Start

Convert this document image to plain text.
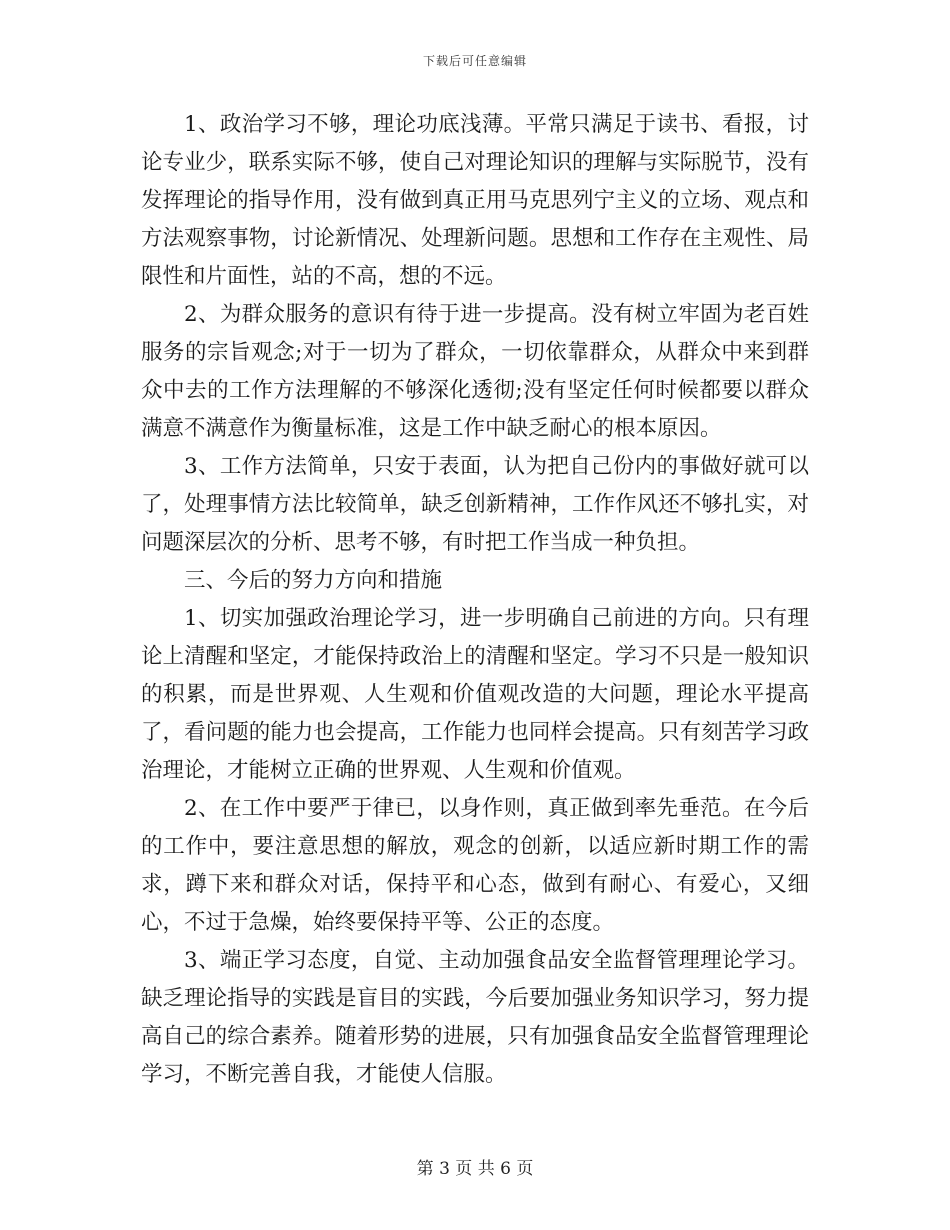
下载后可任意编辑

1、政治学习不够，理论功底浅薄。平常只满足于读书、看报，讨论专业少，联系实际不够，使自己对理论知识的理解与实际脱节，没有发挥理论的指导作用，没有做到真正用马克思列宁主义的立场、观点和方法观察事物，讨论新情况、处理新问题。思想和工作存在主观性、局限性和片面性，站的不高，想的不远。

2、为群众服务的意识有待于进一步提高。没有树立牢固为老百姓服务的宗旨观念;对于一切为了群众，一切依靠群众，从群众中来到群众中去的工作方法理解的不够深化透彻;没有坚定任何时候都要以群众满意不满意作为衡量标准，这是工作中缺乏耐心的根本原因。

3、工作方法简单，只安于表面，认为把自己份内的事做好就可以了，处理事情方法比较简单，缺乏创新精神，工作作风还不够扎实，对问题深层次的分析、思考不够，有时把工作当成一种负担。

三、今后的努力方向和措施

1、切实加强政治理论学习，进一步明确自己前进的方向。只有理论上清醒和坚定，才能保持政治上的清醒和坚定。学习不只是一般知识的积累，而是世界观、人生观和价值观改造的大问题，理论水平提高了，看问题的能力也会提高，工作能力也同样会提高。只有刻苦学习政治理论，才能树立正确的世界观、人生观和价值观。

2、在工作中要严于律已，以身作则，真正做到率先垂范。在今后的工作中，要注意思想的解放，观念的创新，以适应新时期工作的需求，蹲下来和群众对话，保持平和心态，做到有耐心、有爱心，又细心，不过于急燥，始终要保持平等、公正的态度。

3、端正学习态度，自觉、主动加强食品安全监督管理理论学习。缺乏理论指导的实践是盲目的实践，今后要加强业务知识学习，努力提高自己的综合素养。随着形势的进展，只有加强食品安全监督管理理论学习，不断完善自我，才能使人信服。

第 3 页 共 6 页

End

[Set exercise]:
The data above needs to be retyped exactly, with the images left out.

[Exercise output]:
Convert this document image to plain text.
下载后可任意编辑

1、政治学习不够，理论功底浅薄。平常只满足于读书、看报，讨论专业少，联系实际不够，使自己对理论知识的理解与实际脱节，没有发挥理论的指导作用，没有做到真正用马克思列宁主义的立场、观点和方法观察事物，讨论新情况、处理新问题。思想和工作存在主观性、局限性和片面性，站的不高，想的不远。

2、为群众服务的意识有待于进一步提高。没有树立牢固为老百姓服务的宗旨观念;对于一切为了群众，一切依靠群众，从群众中来到群众中去的工作方法理解的不够深化透彻;没有坚定任何时候都要以群众满意不满意作为衡量标准，这是工作中缺乏耐心的根本原因。

3、工作方法简单，只安于表面，认为把自己份内的事做好就可以了，处理事情方法比较简单，缺乏创新精神，工作作风还不够扎实，对问题深层次的分析、思考不够，有时把工作当成一种负担。

三、今后的努力方向和措施

1、切实加强政治理论学习，进一步明确自己前进的方向。只有理论上清醒和坚定，才能保持政治上的清醒和坚定。学习不只是一般知识的积累，而是世界观、人生观和价值观改造的大问题，理论水平提高了，看问题的能力也会提高，工作能力也同样会提高。只有刻苦学习政治理论，才能树立正确的世界观、人生观和价值观。

2、在工作中要严于律已，以身作则，真正做到率先垂范。在今后的工作中，要注意思想的解放，观念的创新，以适应新时期工作的需求，蹲下来和群众对话，保持平和心态，做到有耐心、有爱心，又细心，不过于急燥，始终要保持平等、公正的态度。

3、端正学习态度，自觉、主动加强食品安全监督管理理论学习。缺乏理论指导的实践是盲目的实践，今后要加强业务知识学习，努力提高自己的综合素养。随着形势的进展，只有加强食品安全监督管理理论学习，不断完善自我，才能使人信服。

第 3 页 共 6 页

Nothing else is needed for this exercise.